• [Required task] Pictures stay out of your copy, but everything else in the records below must be repeated exactly.

• [Data excerpts]
....................
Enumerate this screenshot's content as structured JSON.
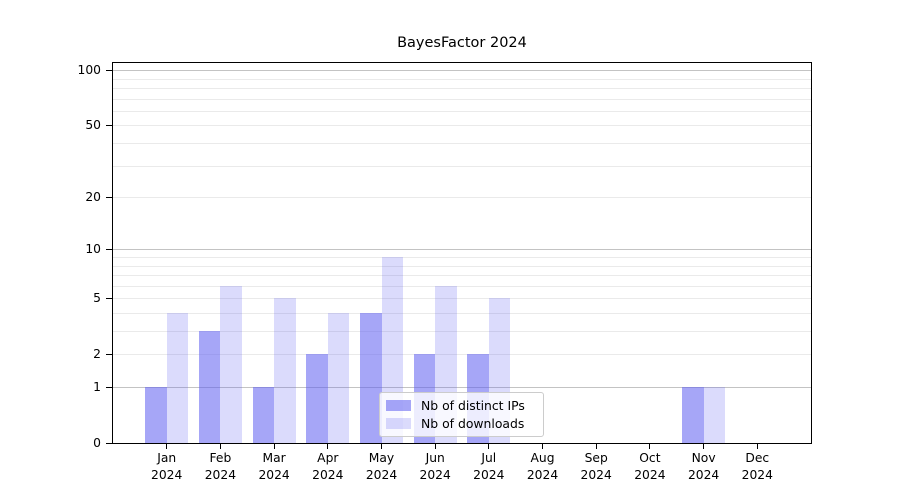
{
  "chart_data": {
    "type": "bar",
    "title": "BayesFactor 2024",
    "scale": "log1p",
    "grid": "on",
    "categories": [
      "Jan",
      "Feb",
      "Mar",
      "Apr",
      "May",
      "Jun",
      "Jul",
      "Aug",
      "Sep",
      "Oct",
      "Nov",
      "Dec"
    ],
    "category_year": "2024",
    "series": [
      {
        "name": "Nb of distinct IPs",
        "values": [
          1,
          3,
          1,
          2,
          4,
          2,
          2,
          0,
          0,
          0,
          1,
          0
        ],
        "color": "rgba(92, 92, 240, 0.55)"
      },
      {
        "name": "Nb of downloads",
        "values": [
          4,
          6,
          5,
          4,
          9,
          6,
          5,
          0,
          0,
          0,
          1,
          0
        ],
        "color": "rgba(92, 92, 240, 0.22)"
      }
    ],
    "y_ticks": [
      0,
      1,
      2,
      5,
      10,
      20,
      50,
      100
    ],
    "ylim": [
      0,
      110
    ],
    "major_gridlines": [
      1,
      10,
      100
    ],
    "minor_gridlines": [
      2,
      3,
      4,
      5,
      6,
      7,
      8,
      9,
      20,
      30,
      40,
      50,
      60,
      70,
      80,
      90
    ],
    "legend_position": "lower center",
    "colors": {
      "bar_distinct_ips": "#a8a8f4",
      "bar_downloads": "#dbdbfa",
      "major_grid": "#c3c3c3",
      "minor_grid": "#eaeaea",
      "axis": "#000000",
      "legend_border": "#cccccc"
    }
  }
}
....................
• [Finished exercise]
Enumerate this screenshot's content as structured JSON.
{
  "chart_data": {
    "type": "bar",
    "title": "BayesFactor 2024",
    "scale": "log1p",
    "grid": "on",
    "categories": [
      "Jan",
      "Feb",
      "Mar",
      "Apr",
      "May",
      "Jun",
      "Jul",
      "Aug",
      "Sep",
      "Oct",
      "Nov",
      "Dec"
    ],
    "category_year": "2024",
    "series": [
      {
        "name": "Nb of distinct IPs",
        "values": [
          1,
          3,
          1,
          2,
          4,
          2,
          2,
          0,
          0,
          0,
          1,
          0
        ],
        "color": "rgba(92, 92, 240, 0.55)"
      },
      {
        "name": "Nb of downloads",
        "values": [
          4,
          6,
          5,
          4,
          9,
          6,
          5,
          0,
          0,
          0,
          1,
          0
        ],
        "color": "rgba(92, 92, 240, 0.22)"
      }
    ],
    "y_ticks": [
      0,
      1,
      2,
      5,
      10,
      20,
      50,
      100
    ],
    "ylim": [
      0,
      110
    ],
    "major_gridlines": [
      1,
      10,
      100
    ],
    "minor_gridlines": [
      2,
      3,
      4,
      5,
      6,
      7,
      8,
      9,
      20,
      30,
      40,
      50,
      60,
      70,
      80,
      90
    ],
    "legend_position": "lower center",
    "colors": {
      "bar_distinct_ips": "#a8a8f4",
      "bar_downloads": "#dbdbfa",
      "major_grid": "#c3c3c3",
      "minor_grid": "#eaeaea",
      "axis": "#000000",
      "legend_border": "#cccccc"
    }
  }
}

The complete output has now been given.